---------- Supplied records

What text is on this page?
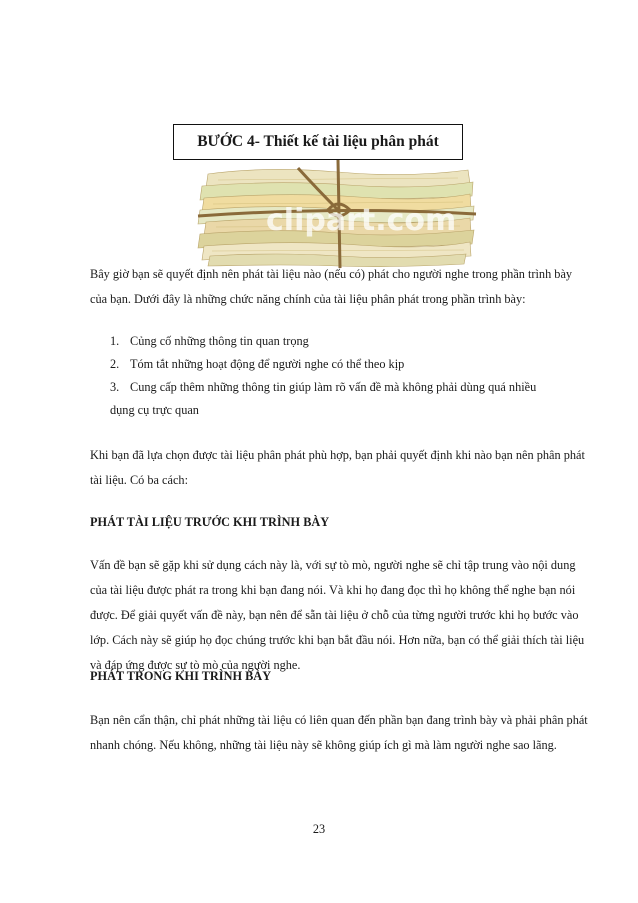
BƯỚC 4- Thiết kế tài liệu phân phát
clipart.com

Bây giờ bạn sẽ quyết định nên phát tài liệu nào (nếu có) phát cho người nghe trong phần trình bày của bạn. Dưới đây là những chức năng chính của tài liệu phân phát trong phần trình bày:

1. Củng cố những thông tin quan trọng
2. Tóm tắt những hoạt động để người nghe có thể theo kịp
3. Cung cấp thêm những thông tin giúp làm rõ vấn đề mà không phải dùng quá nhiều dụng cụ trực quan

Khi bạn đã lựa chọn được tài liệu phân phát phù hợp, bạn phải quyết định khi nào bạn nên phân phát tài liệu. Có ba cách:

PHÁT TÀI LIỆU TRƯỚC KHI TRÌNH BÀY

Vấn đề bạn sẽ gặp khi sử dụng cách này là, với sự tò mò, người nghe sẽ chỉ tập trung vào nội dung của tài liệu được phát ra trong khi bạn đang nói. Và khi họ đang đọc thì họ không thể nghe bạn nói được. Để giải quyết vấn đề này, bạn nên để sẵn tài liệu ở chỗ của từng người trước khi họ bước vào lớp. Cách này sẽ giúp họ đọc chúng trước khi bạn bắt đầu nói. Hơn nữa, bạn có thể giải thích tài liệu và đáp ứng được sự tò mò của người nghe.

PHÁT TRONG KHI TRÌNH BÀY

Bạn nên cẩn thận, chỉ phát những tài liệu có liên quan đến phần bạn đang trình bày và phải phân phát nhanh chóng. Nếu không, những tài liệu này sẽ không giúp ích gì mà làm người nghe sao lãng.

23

--------------------
---------- Supplied records

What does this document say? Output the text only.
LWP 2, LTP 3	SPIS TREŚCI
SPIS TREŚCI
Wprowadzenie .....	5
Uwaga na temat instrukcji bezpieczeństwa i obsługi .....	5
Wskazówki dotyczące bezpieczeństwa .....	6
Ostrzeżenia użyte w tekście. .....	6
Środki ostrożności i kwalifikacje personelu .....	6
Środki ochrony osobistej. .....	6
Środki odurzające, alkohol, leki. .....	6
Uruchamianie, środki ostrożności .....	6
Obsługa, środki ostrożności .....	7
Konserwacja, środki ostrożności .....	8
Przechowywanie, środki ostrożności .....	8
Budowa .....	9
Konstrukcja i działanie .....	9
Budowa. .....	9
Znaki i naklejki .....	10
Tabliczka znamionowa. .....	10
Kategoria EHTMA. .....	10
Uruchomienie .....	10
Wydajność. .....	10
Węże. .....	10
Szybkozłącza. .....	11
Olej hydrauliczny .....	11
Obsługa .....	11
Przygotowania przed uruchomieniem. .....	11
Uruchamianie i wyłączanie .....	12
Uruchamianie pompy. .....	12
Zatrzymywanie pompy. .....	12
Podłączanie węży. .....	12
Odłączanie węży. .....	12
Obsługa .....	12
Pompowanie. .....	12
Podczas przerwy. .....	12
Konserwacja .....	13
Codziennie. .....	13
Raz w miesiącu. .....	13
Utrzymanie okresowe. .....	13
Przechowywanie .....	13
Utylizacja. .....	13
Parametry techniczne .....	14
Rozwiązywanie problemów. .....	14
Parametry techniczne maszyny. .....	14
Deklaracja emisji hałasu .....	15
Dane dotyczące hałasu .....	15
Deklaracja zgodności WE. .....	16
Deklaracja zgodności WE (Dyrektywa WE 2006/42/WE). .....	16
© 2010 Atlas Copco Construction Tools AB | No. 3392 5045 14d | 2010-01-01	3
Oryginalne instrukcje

--------------------

What is required => Your answer should be only a number: how many lines of the data above contain the string "Deklaracja"?

Output for this exercise => 3